— start of Raw records —

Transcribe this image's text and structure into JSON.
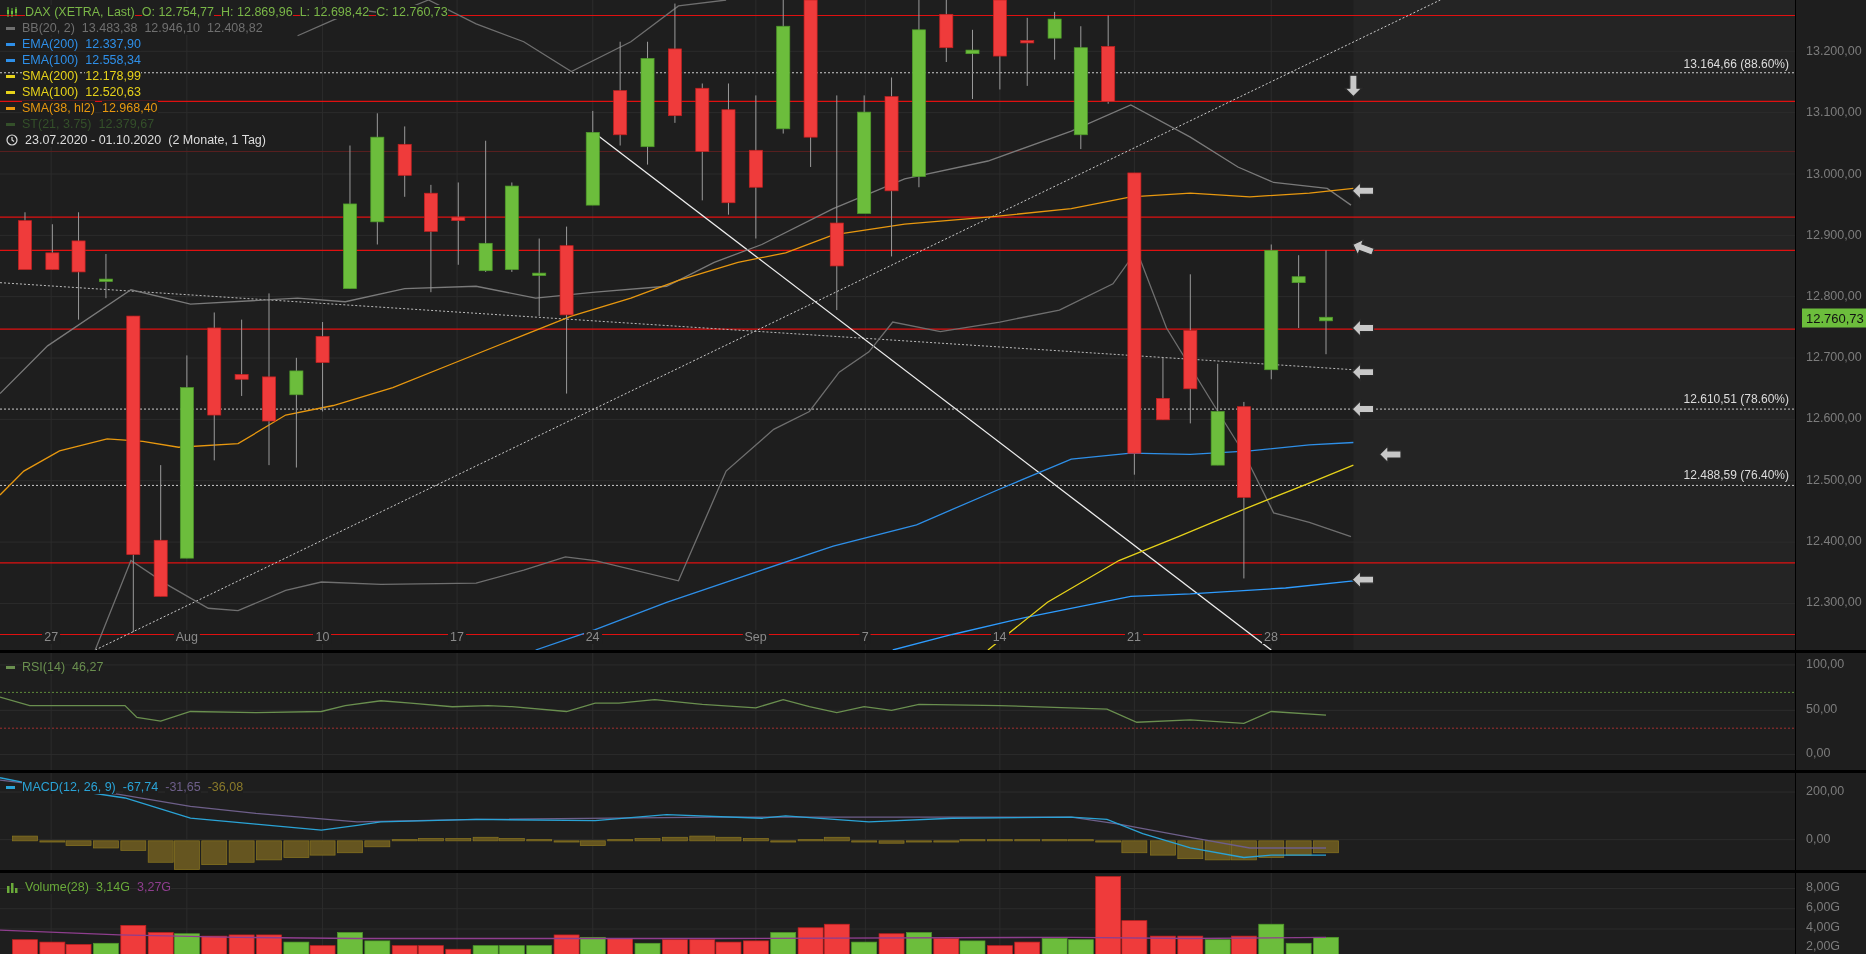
{
  "main_chart": {
    "legend": {
      "instrument": "DAX (XETRA, Last)",
      "ohlc": [
        "O: 12.754,77",
        "H: 12.869,96",
        "L: 12.698,42",
        "C: 12.760,73"
      ],
      "indicators": [
        {
          "label": "BB(20, 2)",
          "values": [
            "13.483,38",
            "12.946,10",
            "12.408,82"
          ],
          "color": "#6f6f6f"
        },
        {
          "label": "EMA(200)",
          "values": [
            "12.337,90"
          ],
          "color": "#2e8fe8"
        },
        {
          "label": "EMA(100)",
          "values": [
            "12.558,34"
          ],
          "color": "#2e8fe8"
        },
        {
          "label": "SMA(200)",
          "values": [
            "12.178,99"
          ],
          "color": "#e6d21a"
        },
        {
          "label": "SMA(100)",
          "values": [
            "12.520,63"
          ],
          "color": "#e6d21a"
        },
        {
          "label": "SMA(38, hl2)",
          "values": [
            "12.968,40"
          ],
          "color": "#e8980f"
        },
        {
          "label": "ST(21, 3.75)",
          "values": [
            "12.379,67"
          ],
          "color": "#34502a"
        }
      ],
      "date_range": "23.07.2020 - 01.10.2020",
      "duration": "(2 Monate, 1 Tag)"
    },
    "fibonacci_levels": [
      "13.164,66 (88.60%)",
      "12.610,51 (78.60%)",
      "12.488,59 (76.40%)"
    ],
    "y_axis": [
      "13.200,00",
      "13.100,00",
      "13.000,00",
      "12.900,00",
      "12.800,00",
      "12.700,00",
      "12.600,00",
      "12.500,00",
      "12.400,00",
      "12.300,00"
    ],
    "price_tag": "12.760,73",
    "x_axis": [
      "27",
      "Aug",
      "10",
      "17",
      "24",
      "Sep",
      "7",
      "14",
      "21",
      "28"
    ]
  },
  "rsi": {
    "label": "RSI(14)",
    "value": "46,27",
    "y_axis": [
      "100,00",
      "50,00",
      "0,00"
    ]
  },
  "macd": {
    "label": "MACD(12, 26, 9)",
    "values": [
      {
        "text": "-67,74",
        "color": "#2aa3d6"
      },
      {
        "text": "-31,65",
        "color": "#6e5f8a"
      },
      {
        "text": "-36,08",
        "color": "#8a7a2a"
      }
    ],
    "y_axis": [
      "200,00",
      "0,00"
    ]
  },
  "volume": {
    "label": "Volume(28)",
    "values": [
      {
        "text": "3,14G",
        "color": "#6aaa3a"
      },
      {
        "text": "3,27G",
        "color": "#8e3e8e"
      }
    ],
    "y_axis": [
      "8,00G",
      "6,00G",
      "4,00G",
      "2,00G"
    ]
  }
}
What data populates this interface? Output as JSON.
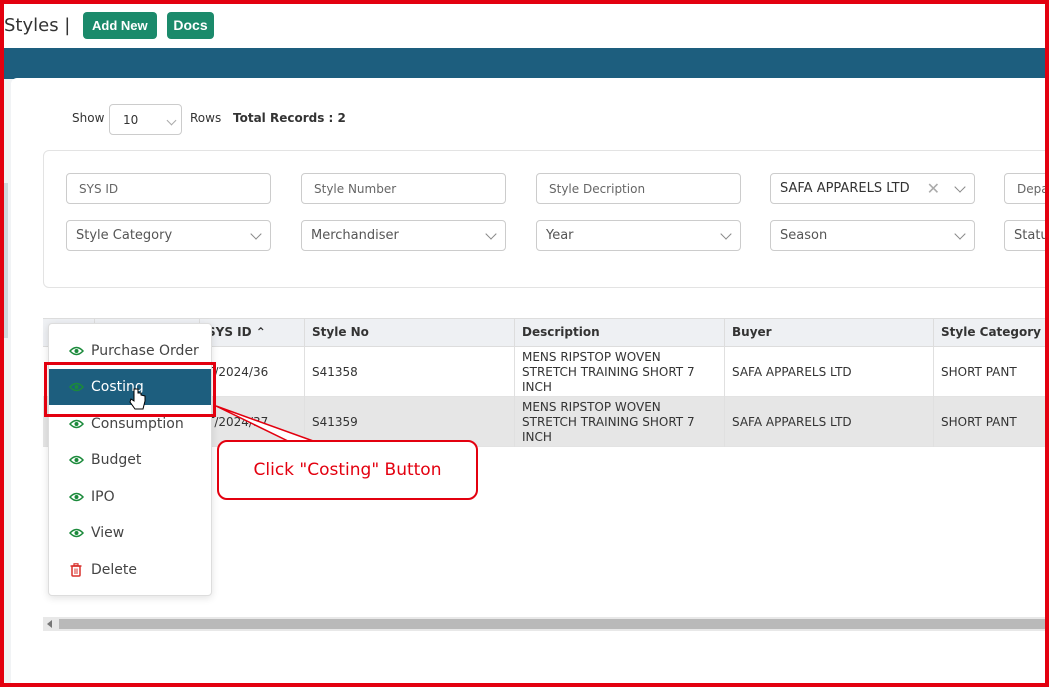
{
  "header": {
    "title": "Styles |",
    "add_new": "Add New",
    "docs": "Docs"
  },
  "controls": {
    "show": "Show",
    "rows_value": "10",
    "rows": "Rows",
    "total_records": "Total Records : 2"
  },
  "filters": {
    "sys_id": "SYS ID",
    "style_number": "Style Number",
    "style_description": "Style Decription",
    "buyer_value": "SAFA APPARELS LTD",
    "department": "Depa",
    "style_category": "Style Category",
    "merchandiser": "Merchandiser",
    "year": "Year",
    "season": "Season",
    "status": "Statu"
  },
  "table": {
    "headers": {
      "sys_id": "SYS ID",
      "style_no": "Style No",
      "description": "Description",
      "buyer": "Buyer",
      "style_category": "Style Category"
    },
    "rows": [
      {
        "sys_id": "T/2024/36",
        "style_no": "S41358",
        "description": "MENS RIPSTOP WOVEN STRETCH TRAINING SHORT 7 INCH",
        "buyer": "SAFA APPARELS LTD",
        "style_category": "SHORT PANT"
      },
      {
        "sys_id": "T/2024/37",
        "style_no": "S41359",
        "description": "MENS RIPSTOP WOVEN STRETCH TRAINING SHORT 7 INCH",
        "buyer": "SAFA APPARELS LTD",
        "style_category": "SHORT PANT"
      }
    ]
  },
  "menu": {
    "items": [
      {
        "label": "Purchase Order",
        "icon": "eye-icon"
      },
      {
        "label": "Costing",
        "icon": "eye-icon"
      },
      {
        "label": "Consumption",
        "icon": "eye-icon"
      },
      {
        "label": "Budget",
        "icon": "eye-icon"
      },
      {
        "label": "IPO",
        "icon": "eye-icon"
      },
      {
        "label": "View",
        "icon": "eye-icon"
      },
      {
        "label": "Delete",
        "icon": "trash-icon"
      }
    ]
  },
  "callout": {
    "text": "Click \"Costing\" Button"
  },
  "colors": {
    "brand_green": "#1b8a6b",
    "header_blue": "#1d5e7e",
    "annotation_red": "#e3000f",
    "eye_green": "#1b8a3b",
    "delete_red": "#d9302c"
  }
}
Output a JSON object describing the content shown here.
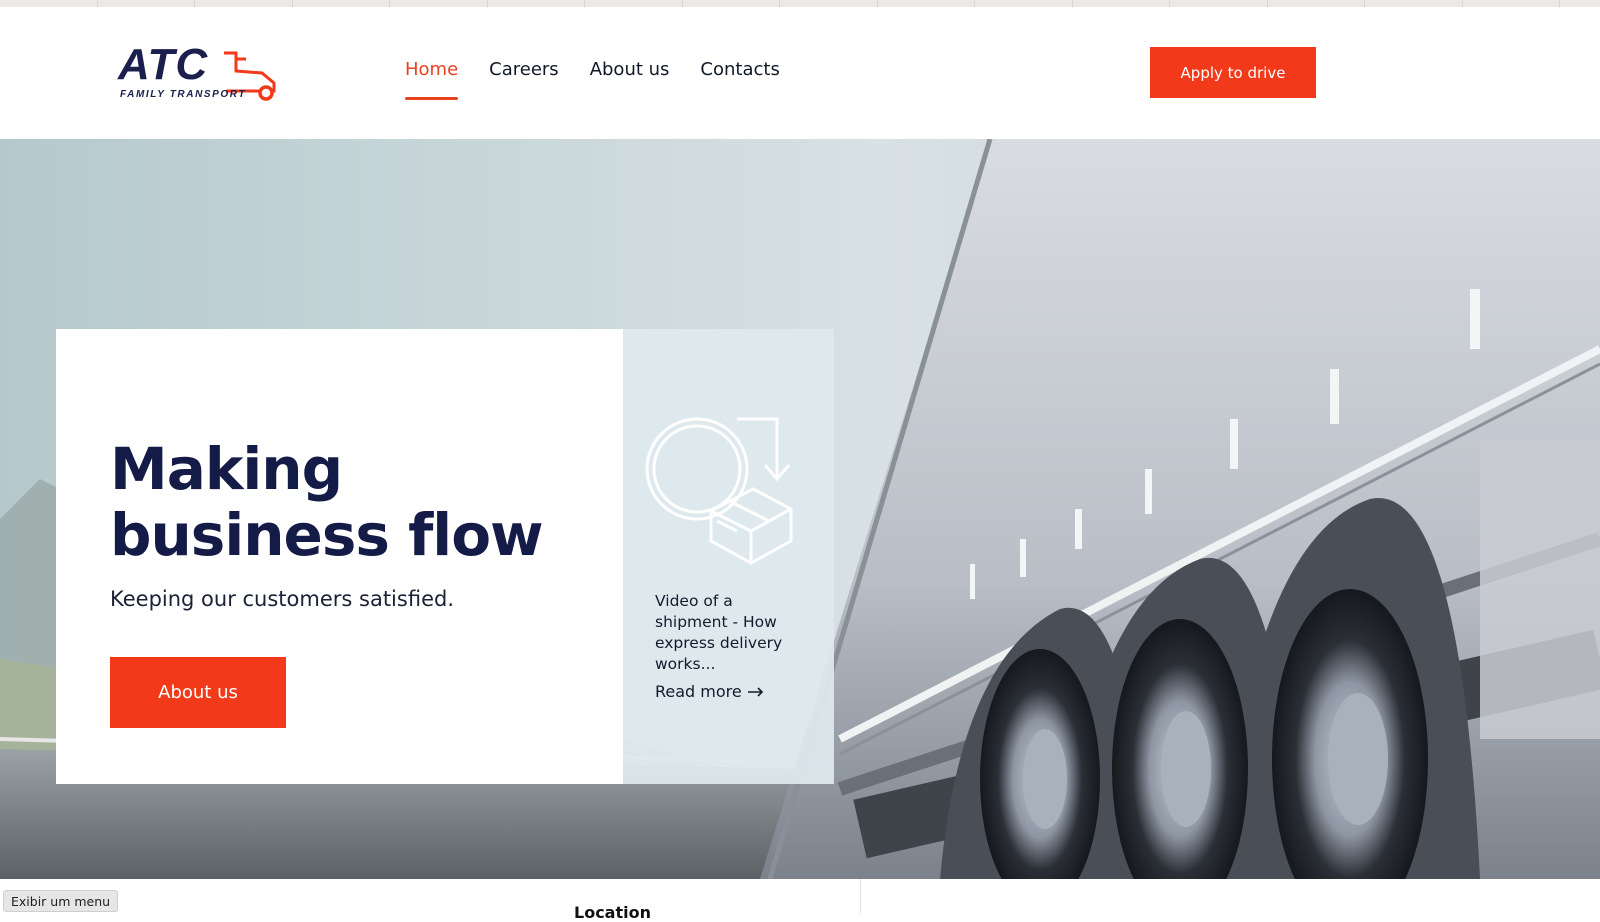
{
  "header": {
    "logo": {
      "mark": "ATC",
      "tagline": "FAMILY TRANSPORT"
    },
    "nav": [
      {
        "label": "Home",
        "active": true
      },
      {
        "label": "Careers",
        "active": false
      },
      {
        "label": "About us",
        "active": false
      },
      {
        "label": "Contacts",
        "active": false
      }
    ],
    "cta_label": "Apply to drive"
  },
  "hero": {
    "title": "Making\nbusiness flow",
    "subtitle": "Keeping our customers satisfied.",
    "button_label": "About us",
    "video": {
      "icon": "shipment-box-icon",
      "caption": "Video of a shipment - How express delivery works...",
      "link_label": "Read more",
      "link_icon": "arrow-right-icon"
    }
  },
  "section_below": {
    "heading": "Location"
  },
  "browser_overlay": {
    "show_menu_label": "Exibir um menu"
  },
  "colors": {
    "accent": "#f23a1a",
    "navy": "#141b47",
    "video_panel": "#dee9ee"
  }
}
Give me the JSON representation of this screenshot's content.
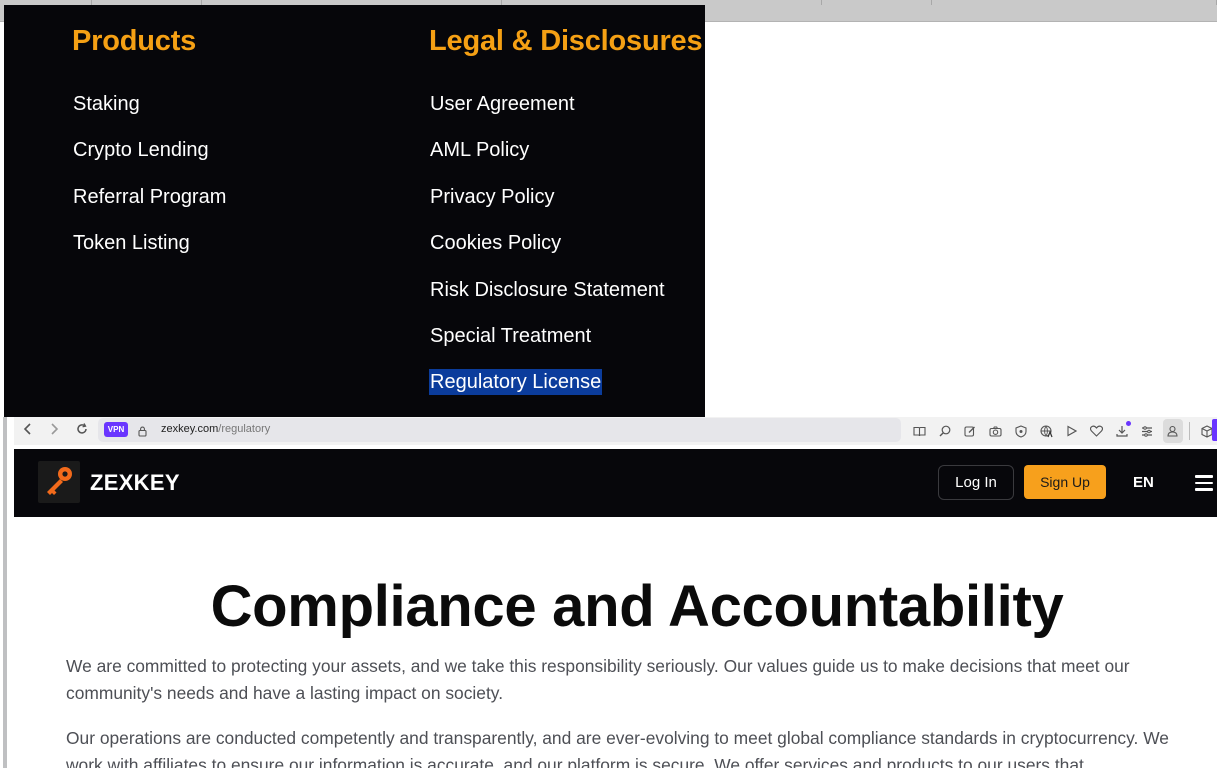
{
  "footer": {
    "products": {
      "heading": "Products",
      "items": [
        "Staking",
        "Crypto Lending",
        "Referral Program",
        "Token Listing"
      ]
    },
    "legal": {
      "heading": "Legal & Disclosures",
      "items": [
        "User Agreement",
        "AML Policy",
        "Privacy Policy",
        "Cookies Policy",
        "Risk Disclosure Statement",
        "Special Treatment",
        "Regulatory License"
      ],
      "selected_item": "Regulatory License"
    }
  },
  "browser": {
    "vpn_badge": "VPN",
    "url_domain": "zexkey.com",
    "url_path": "/regulatory",
    "toolbar_icons": [
      "reader-icon",
      "zoom-icon",
      "edit-icon",
      "camera-icon",
      "shield-icon",
      "translate-icon",
      "play-icon",
      "heart-icon",
      "download-icon",
      "settings-list-icon",
      "profile-icon",
      "cube-icon"
    ]
  },
  "site": {
    "brand": "ZEXKEY",
    "login_label": "Log In",
    "signup_label": "Sign Up",
    "language": "EN",
    "colors": {
      "accent": "#f7a01c",
      "header_bg": "#07070b",
      "selection": "#0b3c9c"
    }
  },
  "content": {
    "title": "Compliance and Accountability",
    "paragraph_1": "We are committed to protecting your assets, and we take this responsibility seriously. Our values guide us to make decisions that meet our community's needs and have a lasting impact on society.",
    "paragraph_2": "Our operations are conducted competently and transparently, and are ever-evolving to meet global compliance standards in cryptocurrency. We work with affiliates to ensure our information is accurate, and our platform is secure. We offer services and products to our users that"
  }
}
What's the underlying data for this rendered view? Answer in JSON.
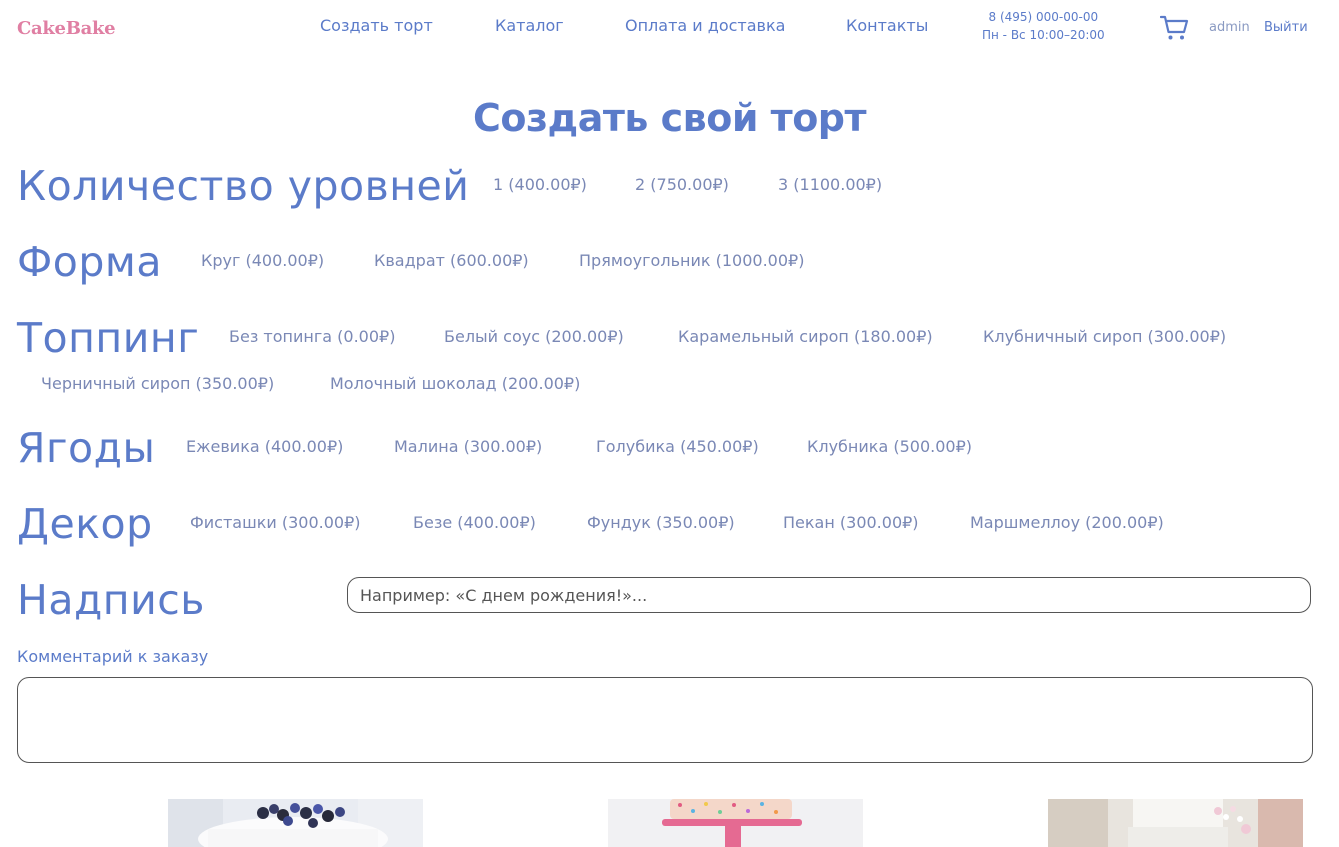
{
  "header": {
    "logo": "CakeBake",
    "nav": [
      "Создать торт",
      "Каталог",
      "Оплата и доставка",
      "Контакты"
    ],
    "phone": "8 (495) 000-00-00",
    "hours": "Пн - Вс 10:00–20:00",
    "user": "admin",
    "logout": "Выйти"
  },
  "page": {
    "title": "Создать свой торт"
  },
  "sections": {
    "levels": {
      "label": "Количество уровней",
      "options": [
        "1 (400.00₽)",
        "2 (750.00₽)",
        "3 (1100.00₽)"
      ]
    },
    "shape": {
      "label": "Форма",
      "options": [
        "Круг (400.00₽)",
        "Квадрат (600.00₽)",
        "Прямоугольник (1000.00₽)"
      ]
    },
    "topping": {
      "label": "Топпинг",
      "options": [
        "Без топинга (0.00₽)",
        "Белый соус (200.00₽)",
        "Карамельный сироп (180.00₽)",
        "Клубничный сироп (300.00₽)",
        "Черничный сироп (350.00₽)",
        "Молочный шоколад (200.00₽)"
      ]
    },
    "berries": {
      "label": "Ягоды",
      "options": [
        "Ежевика (400.00₽)",
        "Малина (300.00₽)",
        "Голубика (450.00₽)",
        "Клубника (500.00₽)"
      ]
    },
    "decor": {
      "label": "Декор",
      "options": [
        "Фисташки (300.00₽)",
        "Безе (400.00₽)",
        "Фундук (350.00₽)",
        "Пекан (300.00₽)",
        "Маршмеллоу (200.00₽)"
      ]
    },
    "inscription": {
      "label": "Надпись",
      "placeholder": "Например: «С днем рождения!»..."
    }
  },
  "comment": {
    "label": "Комментарий к заказу"
  },
  "colors": {
    "brand": "#e07fa3",
    "accent": "#5b7bc9",
    "option": "#7a88b5"
  }
}
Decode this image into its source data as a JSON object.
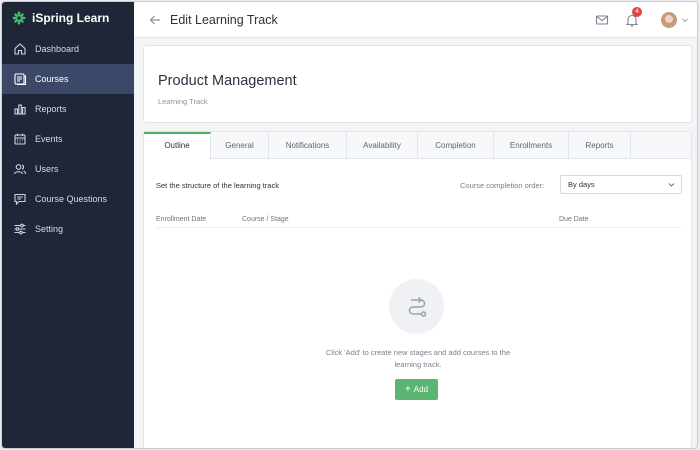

— end of Raw records —

> _Problem requirements_
Return only those lines of the records that contain the string "accent".

> _Exercise output_
    "accent": "#f23a1a",
      "accent": "#f7a01c",
    "accent": "#5b7bc9",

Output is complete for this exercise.